> Exercise details: Below are the records; pull every line that includes "Output".

> The input:
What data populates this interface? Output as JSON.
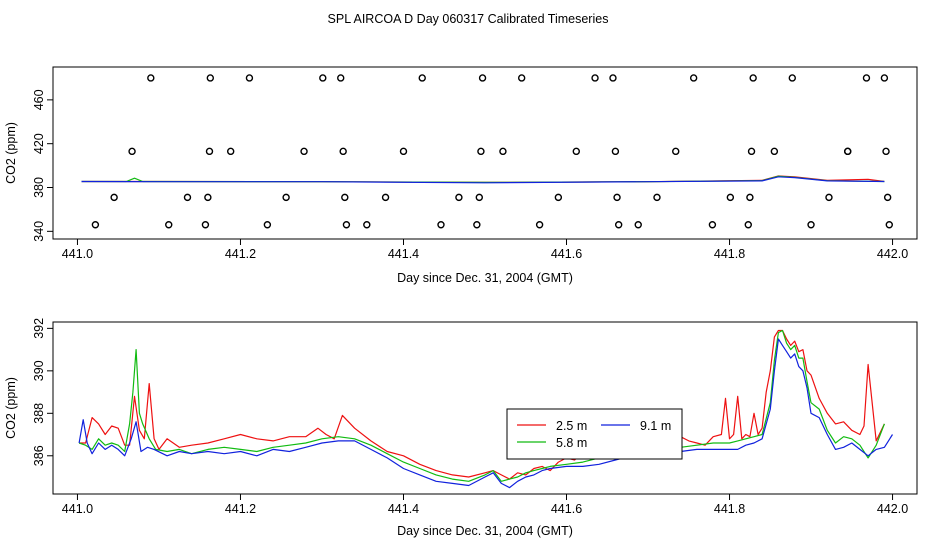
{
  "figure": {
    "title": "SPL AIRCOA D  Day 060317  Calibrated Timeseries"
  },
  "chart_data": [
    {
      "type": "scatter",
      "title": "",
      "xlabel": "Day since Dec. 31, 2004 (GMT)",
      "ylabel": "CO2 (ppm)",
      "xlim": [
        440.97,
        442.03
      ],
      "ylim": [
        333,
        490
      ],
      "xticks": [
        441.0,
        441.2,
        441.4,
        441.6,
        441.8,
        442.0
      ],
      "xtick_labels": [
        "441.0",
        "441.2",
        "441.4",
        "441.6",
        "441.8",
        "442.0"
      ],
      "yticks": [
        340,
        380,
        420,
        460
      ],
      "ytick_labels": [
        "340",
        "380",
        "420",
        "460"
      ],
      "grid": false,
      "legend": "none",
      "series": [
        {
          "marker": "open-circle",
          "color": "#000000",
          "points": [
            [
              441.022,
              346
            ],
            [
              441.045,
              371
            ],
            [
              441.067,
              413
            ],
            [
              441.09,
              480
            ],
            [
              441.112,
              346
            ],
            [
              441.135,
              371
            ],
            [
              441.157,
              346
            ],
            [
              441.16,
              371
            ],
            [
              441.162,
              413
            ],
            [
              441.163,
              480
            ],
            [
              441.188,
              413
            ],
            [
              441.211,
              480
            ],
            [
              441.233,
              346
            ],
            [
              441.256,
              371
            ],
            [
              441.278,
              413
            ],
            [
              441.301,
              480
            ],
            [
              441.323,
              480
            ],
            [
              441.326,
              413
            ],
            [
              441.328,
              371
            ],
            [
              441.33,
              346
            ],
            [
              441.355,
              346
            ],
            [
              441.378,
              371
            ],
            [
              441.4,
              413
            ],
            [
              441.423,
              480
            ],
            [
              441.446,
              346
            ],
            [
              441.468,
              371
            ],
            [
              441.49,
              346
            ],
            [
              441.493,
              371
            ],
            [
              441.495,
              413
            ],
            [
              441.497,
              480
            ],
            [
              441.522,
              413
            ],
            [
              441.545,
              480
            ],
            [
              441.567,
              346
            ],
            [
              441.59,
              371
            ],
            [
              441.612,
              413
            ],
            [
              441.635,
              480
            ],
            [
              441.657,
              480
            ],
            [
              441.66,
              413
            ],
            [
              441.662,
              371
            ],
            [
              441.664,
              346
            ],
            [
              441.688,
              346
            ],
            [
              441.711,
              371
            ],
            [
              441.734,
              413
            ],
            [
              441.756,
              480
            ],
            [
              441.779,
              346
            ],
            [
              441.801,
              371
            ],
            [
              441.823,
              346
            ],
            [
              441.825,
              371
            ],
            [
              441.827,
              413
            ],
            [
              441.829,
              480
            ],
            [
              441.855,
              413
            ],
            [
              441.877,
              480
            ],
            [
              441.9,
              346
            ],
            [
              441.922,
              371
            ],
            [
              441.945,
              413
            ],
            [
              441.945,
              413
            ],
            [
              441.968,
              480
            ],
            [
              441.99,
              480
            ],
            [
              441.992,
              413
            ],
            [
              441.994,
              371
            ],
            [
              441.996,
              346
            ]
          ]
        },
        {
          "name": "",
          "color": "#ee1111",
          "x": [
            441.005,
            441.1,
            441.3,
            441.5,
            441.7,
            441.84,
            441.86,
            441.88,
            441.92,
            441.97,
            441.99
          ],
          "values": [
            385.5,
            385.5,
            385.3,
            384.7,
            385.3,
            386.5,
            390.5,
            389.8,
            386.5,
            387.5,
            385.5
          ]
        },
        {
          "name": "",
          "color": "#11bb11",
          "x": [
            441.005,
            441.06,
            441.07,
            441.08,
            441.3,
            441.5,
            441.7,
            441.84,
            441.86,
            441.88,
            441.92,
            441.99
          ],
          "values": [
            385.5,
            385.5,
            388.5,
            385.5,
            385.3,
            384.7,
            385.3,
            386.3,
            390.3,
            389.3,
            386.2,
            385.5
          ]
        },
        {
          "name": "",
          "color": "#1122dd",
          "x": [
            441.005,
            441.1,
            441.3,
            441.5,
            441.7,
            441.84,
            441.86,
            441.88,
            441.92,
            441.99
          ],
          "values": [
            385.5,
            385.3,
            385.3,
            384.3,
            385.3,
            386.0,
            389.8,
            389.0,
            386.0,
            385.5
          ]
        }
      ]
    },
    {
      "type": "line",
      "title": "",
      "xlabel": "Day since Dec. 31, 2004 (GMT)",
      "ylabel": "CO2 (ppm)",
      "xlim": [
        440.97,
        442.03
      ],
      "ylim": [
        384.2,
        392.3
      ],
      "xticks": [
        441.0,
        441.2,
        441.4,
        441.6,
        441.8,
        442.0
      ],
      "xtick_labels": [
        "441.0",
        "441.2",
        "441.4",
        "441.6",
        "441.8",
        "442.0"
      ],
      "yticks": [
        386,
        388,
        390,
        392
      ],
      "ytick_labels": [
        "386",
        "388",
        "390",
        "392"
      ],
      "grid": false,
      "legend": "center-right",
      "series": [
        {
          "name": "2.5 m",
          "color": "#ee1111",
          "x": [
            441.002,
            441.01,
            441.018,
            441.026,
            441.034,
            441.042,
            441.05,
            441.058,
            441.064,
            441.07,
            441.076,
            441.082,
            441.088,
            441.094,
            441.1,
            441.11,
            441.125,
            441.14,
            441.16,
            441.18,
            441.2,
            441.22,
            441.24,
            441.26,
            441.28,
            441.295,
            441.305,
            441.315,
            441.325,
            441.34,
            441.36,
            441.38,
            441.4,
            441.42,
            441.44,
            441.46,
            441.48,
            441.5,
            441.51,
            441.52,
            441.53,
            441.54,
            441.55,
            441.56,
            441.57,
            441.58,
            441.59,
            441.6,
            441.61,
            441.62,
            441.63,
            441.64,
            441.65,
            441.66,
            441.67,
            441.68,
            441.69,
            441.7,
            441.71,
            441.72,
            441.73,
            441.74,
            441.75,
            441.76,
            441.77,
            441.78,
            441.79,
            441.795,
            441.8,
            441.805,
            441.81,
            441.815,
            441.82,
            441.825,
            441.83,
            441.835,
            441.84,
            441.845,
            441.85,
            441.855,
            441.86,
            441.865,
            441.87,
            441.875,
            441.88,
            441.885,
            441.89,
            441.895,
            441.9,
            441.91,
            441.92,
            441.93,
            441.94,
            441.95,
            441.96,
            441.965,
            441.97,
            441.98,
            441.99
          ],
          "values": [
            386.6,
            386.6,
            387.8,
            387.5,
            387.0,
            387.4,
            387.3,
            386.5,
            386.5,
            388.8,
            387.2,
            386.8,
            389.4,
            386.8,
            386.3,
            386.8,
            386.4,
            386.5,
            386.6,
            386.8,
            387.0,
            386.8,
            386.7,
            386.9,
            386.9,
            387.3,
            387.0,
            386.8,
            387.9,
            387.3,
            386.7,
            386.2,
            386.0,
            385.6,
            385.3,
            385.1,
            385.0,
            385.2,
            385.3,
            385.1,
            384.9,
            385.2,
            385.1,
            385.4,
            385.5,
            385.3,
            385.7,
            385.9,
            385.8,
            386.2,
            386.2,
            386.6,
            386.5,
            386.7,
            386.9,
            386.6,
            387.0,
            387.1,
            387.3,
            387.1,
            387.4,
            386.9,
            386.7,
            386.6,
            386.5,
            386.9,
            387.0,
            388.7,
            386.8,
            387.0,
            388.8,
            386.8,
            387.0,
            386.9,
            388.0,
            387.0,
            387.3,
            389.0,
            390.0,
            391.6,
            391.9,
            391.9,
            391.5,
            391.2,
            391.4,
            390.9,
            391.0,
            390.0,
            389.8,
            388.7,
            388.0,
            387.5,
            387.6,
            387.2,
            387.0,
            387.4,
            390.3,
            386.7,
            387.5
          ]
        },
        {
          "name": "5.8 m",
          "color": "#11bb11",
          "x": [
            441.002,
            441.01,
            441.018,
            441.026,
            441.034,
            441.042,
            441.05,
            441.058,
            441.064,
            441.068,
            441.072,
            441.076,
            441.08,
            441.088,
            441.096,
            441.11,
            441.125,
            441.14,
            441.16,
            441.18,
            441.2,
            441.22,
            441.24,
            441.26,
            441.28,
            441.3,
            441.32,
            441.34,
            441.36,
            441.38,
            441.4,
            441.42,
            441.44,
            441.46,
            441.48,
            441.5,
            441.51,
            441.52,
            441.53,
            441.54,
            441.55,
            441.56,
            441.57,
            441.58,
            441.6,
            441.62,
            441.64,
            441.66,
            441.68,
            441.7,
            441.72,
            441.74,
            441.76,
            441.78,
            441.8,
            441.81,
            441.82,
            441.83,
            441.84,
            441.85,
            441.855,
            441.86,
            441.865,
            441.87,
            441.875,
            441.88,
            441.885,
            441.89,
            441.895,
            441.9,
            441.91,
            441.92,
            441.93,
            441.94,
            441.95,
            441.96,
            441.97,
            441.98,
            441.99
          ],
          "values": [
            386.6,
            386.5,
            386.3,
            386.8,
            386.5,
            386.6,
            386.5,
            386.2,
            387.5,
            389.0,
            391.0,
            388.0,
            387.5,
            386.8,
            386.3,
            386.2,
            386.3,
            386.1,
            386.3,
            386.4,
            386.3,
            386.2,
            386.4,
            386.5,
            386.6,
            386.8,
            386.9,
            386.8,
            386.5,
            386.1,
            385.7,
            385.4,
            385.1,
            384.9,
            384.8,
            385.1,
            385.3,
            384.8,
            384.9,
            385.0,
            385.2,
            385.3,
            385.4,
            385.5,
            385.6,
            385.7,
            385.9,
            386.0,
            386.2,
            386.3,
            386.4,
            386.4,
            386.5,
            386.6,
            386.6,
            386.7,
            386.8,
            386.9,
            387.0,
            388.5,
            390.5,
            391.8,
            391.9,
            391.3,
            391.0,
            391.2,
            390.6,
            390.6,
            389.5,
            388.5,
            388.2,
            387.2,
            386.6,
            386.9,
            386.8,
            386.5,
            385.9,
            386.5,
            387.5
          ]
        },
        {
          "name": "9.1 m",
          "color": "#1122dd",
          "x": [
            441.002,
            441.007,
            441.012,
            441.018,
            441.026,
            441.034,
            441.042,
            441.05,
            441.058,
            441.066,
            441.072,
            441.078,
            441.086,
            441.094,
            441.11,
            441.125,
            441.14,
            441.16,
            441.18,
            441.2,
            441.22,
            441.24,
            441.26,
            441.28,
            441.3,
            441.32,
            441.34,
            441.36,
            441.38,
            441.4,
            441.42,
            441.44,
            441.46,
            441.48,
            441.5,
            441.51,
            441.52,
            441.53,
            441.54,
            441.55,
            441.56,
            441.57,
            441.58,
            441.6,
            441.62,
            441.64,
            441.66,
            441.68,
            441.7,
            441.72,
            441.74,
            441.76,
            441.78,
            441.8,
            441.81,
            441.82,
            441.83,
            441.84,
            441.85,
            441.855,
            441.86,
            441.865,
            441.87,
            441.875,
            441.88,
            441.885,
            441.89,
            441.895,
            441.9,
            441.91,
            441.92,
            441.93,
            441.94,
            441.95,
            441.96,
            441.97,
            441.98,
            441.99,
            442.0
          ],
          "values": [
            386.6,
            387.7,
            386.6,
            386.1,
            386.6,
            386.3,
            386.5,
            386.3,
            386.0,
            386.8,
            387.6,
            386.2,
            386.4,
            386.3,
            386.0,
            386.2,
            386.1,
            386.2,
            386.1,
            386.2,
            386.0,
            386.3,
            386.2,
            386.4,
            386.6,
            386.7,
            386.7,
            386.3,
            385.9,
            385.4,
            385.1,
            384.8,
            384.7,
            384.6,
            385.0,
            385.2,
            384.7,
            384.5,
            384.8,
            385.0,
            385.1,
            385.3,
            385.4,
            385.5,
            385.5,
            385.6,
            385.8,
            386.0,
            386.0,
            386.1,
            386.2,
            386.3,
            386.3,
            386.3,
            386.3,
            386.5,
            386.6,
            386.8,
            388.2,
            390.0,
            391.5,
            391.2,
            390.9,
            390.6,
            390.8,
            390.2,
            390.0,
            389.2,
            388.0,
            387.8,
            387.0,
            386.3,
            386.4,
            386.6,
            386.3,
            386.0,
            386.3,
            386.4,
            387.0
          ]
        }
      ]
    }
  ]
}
* * *
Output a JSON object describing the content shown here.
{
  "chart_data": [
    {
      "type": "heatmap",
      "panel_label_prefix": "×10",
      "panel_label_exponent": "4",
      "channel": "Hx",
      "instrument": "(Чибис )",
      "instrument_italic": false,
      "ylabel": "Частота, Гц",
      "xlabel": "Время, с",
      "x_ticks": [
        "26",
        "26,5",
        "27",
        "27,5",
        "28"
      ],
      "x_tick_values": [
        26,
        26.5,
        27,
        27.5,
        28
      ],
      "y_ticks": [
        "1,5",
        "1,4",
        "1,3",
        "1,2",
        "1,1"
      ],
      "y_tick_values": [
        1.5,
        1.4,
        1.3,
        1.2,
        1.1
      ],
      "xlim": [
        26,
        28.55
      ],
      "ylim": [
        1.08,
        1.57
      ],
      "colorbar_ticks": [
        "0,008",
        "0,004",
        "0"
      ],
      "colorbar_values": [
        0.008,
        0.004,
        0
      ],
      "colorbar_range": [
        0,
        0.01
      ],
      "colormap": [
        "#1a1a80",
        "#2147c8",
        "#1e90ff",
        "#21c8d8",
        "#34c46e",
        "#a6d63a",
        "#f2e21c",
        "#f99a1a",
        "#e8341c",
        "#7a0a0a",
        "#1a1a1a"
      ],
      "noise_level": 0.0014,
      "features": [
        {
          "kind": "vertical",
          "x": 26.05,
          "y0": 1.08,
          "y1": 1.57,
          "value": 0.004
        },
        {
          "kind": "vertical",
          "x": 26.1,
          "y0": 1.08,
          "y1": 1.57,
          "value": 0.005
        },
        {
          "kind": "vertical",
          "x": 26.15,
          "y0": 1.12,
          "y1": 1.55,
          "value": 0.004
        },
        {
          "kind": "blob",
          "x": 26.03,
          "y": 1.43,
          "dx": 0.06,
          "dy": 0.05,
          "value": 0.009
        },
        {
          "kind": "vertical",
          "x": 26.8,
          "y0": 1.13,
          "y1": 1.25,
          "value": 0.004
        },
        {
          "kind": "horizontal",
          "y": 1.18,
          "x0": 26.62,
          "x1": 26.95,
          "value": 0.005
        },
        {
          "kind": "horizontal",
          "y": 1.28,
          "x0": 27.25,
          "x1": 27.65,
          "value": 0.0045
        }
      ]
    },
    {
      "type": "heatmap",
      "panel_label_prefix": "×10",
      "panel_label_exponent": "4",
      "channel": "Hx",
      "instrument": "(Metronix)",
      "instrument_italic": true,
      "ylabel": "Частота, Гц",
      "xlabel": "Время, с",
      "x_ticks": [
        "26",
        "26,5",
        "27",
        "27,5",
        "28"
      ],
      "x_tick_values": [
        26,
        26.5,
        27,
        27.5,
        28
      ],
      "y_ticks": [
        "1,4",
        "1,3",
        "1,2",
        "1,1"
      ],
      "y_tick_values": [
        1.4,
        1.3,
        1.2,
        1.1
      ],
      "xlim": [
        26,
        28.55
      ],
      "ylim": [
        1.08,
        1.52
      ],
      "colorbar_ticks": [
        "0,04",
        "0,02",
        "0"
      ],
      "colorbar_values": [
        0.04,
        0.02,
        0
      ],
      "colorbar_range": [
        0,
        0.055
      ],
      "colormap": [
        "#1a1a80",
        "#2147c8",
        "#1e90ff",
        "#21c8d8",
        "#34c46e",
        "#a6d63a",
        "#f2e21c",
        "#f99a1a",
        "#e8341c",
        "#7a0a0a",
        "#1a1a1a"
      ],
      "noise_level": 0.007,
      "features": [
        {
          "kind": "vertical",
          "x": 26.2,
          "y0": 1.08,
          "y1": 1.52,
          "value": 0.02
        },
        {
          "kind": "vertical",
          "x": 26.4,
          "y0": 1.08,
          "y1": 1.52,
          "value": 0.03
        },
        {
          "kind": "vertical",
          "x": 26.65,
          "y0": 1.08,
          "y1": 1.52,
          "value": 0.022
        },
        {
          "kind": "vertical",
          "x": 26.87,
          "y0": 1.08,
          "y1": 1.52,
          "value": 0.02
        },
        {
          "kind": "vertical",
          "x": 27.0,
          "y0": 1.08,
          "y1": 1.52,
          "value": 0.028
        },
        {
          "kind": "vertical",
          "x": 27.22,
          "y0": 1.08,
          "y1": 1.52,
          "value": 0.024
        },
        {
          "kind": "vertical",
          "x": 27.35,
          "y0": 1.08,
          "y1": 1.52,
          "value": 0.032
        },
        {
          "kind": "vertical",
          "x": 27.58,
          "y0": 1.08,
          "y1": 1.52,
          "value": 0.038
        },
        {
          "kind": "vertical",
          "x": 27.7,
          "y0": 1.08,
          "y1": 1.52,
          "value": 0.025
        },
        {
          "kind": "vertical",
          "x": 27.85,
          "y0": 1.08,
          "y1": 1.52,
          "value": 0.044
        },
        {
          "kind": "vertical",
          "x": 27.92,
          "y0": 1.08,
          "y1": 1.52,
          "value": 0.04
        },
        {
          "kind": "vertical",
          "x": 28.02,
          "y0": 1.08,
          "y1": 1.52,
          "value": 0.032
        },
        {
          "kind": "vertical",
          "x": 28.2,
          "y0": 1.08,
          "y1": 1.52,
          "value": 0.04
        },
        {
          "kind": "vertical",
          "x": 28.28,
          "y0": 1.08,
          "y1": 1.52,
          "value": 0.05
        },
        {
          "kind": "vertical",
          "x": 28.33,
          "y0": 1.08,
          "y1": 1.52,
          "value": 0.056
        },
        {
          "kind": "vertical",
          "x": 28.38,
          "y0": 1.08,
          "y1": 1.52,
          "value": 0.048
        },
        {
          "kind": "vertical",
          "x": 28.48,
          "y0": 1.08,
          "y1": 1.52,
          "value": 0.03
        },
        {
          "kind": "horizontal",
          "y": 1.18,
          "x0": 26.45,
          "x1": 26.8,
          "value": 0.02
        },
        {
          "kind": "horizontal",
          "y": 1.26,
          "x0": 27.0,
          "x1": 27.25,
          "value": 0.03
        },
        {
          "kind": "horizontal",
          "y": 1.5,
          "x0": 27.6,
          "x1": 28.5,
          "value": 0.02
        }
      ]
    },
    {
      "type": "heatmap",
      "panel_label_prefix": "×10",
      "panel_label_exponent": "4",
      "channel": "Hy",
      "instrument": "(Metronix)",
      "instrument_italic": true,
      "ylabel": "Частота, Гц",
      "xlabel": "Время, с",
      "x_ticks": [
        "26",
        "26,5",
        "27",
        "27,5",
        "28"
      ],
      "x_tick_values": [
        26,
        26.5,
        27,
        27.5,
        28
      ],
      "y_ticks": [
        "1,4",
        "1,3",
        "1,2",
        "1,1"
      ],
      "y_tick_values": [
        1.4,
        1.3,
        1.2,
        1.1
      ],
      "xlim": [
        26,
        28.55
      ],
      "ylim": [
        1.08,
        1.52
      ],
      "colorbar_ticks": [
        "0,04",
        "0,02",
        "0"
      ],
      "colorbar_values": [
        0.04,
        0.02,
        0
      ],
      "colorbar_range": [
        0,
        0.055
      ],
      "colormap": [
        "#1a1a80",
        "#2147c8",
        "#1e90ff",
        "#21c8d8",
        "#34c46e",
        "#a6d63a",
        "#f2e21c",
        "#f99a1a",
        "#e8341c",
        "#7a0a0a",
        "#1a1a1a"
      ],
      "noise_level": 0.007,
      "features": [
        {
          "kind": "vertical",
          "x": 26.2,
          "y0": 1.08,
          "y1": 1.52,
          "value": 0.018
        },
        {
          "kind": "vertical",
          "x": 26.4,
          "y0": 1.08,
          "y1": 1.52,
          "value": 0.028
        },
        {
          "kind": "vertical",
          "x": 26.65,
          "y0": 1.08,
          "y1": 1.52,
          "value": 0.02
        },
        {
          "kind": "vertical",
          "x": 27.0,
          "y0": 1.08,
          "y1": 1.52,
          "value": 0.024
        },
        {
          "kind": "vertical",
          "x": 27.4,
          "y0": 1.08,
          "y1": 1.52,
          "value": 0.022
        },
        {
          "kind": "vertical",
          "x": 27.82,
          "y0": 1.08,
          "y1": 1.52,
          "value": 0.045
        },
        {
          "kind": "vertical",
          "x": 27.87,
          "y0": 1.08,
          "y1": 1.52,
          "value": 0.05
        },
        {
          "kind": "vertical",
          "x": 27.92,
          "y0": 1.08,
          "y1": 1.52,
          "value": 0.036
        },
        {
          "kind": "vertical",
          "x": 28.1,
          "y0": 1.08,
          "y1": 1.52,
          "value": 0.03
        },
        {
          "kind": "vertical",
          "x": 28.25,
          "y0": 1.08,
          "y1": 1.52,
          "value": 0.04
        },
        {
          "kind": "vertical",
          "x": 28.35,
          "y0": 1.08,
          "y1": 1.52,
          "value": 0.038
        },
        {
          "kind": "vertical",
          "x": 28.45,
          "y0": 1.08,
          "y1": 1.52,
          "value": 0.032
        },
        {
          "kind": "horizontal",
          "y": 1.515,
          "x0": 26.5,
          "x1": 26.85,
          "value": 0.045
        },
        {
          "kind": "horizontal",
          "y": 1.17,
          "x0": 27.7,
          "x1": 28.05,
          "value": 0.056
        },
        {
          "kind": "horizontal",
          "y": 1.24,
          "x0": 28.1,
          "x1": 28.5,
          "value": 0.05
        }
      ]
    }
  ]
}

> Complete response:
What data populates this interface? Output as JSON.
Output a JSON object describing the content shown here.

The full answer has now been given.